▶ Exercise description
Rewrite the arts listings below from "CONSTRUCTED VIDEO Robin" to "Huntington Ave. 617-267-9300.", putting "compilation" in place of "montage".

THE NUTCRACKER For sheer opulence and impressive dancing, local audiences can’t beat Boston Ballet’s vivid production. Set to a live orchestral performance of Tchaikovsky’s score, this one’s the whole package. Through Dec. 31. $35-$250. Boston Opera House. 617-695-6955,


NOT! THE NUTCRACKER Jeannette Neill Dance Studio’s annual extravaganza taps into a distinctly different kind of holiday spirit, forgoing balletic virtuosity and a traditional story for a lively showcase of jazz, modern, contemporary, hip-hop, and house dance. Dec. 2-3. $20-$25. Tsai Performance Center. 617-523-1355,

ON DISPLAY Renowned dancer/choreographer Heidi Latsky returns to the Institute of Contemporary Art with a dance installation that is part of her ongoing exploration of our society’s obsession with body image. The installation, in recognition of International Day of Persons with Disabilities, features more than 30 local performers of diverse shapes, sizes, and abilities in moving sculptures throughout the building. Dec. 3, 12-1:30 and 3-4:30 p.m., Free with admission. Institute of Contemporary Art. 617-478-3100,



THOMAS JACKSON: EMERGENT BEHAVIOR Jackson assembles bright balloons, tutus, cheese balls, and other objects into swarming patterns in natural settings. His astonishing, comical photos of these installations explore tensions between domestic and wild and between painstaking and spontaneous. Pictured: “Tutus No. 1, Montara, California.’’ Through Dec. 23. Miller Yezerski Gallery, 460 Harrison Ave. 617-262-0550,

PERIPHERAL VISIONS: SCULPTURES BY ROBERT LEWIS Culture builds on itself, layer after layer, and Lewis’s large-scale works play on that accretion. He considers the vestiges of past civilizations and builds in references to cultural icons from Caravaggio to Superman. Through Dec. 16. Rafius Fane Gallery, 460 Harrison Ave. 508-843-2184,

CONSTRUCTED VIDEO Robin Mandel, Georgie Friedman, and Andrew Neumann create meditative, non-narrative, multi-channel video installations that make inventive use of architectural space and plumb the mysteries in such subjects as water, music, and time. Through Dec. 18. Boston Cyberarts Gallery, 141 Green St., Jamaica Plain. 617-522-6710,



CHRISTIAN MARCLAY: THE CLOCK A masterpiece of our time, Marclay’s 24-hour montage of clips from film and television is its own timepiece: Almost every clip contains some reference to the actual time as you watch it. Unmissable. Through Jan. 29. Museum of Fine Arts, 465 Huntington Ave. 617-267-9300.

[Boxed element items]
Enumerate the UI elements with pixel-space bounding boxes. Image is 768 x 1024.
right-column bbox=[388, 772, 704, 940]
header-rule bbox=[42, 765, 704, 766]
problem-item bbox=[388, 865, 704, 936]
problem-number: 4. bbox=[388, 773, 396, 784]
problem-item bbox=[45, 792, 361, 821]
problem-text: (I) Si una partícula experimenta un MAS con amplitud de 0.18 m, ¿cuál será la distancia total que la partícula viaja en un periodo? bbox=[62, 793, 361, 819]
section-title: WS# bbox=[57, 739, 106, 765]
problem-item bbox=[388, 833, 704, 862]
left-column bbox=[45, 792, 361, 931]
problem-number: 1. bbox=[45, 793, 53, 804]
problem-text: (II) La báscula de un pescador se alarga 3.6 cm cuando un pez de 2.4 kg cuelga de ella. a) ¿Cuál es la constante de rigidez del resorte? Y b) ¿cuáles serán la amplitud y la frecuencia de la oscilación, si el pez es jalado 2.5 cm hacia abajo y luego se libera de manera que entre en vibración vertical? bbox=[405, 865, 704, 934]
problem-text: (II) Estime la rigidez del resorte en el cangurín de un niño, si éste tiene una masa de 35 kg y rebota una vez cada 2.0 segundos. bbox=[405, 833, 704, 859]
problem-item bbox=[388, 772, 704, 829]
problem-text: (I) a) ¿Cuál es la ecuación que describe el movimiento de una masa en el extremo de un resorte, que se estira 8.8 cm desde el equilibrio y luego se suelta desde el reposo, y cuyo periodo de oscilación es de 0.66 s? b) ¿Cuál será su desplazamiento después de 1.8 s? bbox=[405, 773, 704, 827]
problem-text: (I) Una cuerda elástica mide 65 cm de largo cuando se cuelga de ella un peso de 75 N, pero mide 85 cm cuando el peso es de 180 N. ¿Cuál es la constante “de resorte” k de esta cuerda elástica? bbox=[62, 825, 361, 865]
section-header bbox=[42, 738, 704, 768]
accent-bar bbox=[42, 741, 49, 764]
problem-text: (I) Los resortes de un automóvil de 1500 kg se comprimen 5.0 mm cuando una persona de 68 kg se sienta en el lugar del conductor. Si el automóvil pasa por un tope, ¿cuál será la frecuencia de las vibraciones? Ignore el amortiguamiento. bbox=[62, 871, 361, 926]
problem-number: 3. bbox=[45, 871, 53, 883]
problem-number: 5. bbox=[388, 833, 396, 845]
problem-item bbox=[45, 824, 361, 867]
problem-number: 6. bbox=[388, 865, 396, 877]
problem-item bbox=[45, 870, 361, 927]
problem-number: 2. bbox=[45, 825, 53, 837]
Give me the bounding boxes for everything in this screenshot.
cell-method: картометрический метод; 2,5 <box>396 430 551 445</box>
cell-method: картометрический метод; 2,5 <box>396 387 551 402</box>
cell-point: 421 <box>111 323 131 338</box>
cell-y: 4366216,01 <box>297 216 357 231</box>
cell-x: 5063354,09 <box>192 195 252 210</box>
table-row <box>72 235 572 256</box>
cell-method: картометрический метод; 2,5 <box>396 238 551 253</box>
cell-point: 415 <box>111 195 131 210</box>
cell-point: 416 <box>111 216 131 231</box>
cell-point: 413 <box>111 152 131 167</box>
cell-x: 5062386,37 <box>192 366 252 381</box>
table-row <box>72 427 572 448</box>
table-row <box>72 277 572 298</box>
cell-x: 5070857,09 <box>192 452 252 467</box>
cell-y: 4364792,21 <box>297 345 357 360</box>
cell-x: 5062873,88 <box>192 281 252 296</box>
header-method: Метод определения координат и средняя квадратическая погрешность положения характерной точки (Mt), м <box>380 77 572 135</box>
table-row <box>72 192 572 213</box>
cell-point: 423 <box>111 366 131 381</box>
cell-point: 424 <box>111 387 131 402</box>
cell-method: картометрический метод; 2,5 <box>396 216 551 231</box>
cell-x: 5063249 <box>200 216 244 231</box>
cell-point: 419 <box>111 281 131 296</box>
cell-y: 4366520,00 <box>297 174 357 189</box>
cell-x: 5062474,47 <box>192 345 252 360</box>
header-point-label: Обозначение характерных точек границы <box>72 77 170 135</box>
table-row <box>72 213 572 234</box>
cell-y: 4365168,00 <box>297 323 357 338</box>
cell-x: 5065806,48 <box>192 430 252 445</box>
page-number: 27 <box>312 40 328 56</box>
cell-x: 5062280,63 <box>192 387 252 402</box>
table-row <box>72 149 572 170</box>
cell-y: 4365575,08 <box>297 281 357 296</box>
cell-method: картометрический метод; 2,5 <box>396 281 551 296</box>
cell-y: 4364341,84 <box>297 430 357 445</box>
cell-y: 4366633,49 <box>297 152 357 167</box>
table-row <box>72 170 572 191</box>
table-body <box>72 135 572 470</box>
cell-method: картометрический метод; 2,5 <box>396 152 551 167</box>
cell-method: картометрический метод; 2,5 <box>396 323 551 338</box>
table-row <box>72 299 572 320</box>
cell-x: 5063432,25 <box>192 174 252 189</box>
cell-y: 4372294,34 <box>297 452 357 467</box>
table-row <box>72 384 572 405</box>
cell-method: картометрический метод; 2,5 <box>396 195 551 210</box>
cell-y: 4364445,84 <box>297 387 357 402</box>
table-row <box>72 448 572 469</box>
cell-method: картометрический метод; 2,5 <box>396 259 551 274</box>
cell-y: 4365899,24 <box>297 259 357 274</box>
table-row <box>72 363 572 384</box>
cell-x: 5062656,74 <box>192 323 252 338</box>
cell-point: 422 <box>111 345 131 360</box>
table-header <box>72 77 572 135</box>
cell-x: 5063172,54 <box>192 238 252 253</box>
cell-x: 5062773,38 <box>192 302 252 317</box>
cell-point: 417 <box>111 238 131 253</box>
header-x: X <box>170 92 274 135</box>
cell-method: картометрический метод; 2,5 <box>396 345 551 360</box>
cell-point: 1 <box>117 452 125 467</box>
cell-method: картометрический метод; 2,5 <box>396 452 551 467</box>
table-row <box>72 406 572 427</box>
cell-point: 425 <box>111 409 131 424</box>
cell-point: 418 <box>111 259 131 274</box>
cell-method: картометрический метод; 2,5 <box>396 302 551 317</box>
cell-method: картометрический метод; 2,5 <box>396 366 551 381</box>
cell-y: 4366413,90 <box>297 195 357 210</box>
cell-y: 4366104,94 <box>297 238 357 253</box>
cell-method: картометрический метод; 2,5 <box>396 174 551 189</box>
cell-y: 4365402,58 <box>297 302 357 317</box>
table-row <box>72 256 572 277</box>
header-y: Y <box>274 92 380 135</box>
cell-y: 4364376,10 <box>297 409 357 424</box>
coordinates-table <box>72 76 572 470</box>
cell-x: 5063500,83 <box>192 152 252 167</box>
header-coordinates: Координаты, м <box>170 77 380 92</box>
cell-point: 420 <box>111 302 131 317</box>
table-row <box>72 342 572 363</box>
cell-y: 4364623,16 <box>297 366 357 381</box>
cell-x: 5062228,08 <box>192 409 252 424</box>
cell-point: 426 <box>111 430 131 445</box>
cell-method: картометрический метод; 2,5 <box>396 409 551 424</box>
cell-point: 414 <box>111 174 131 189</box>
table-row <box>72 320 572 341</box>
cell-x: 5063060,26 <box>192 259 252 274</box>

▶ Answer to this task
CONSTRUCTED VIDEO Robin Mandel, Georgie Friedman, and Andrew Neumann create meditative, non-narrative, multi-channel video installations that make inventive use of architectural space and plumb the mysteries in such subjects as water, music, and time. Through Dec. 18. Boston Cyberarts Gallery, 141 Green St., Jamaica Plain. 617-522-6710,



CHRISTIAN MARCLAY: THE CLOCK A masterpiece of our time, Marclay’s 24-hour compilation of clips from film and television is its own timepiece: Almost every clip contains some reference to the actual time as you watch it. Unmissable. Through Jan. 29. Museum of Fine Arts, 465 Huntington Ave. 617-267-9300.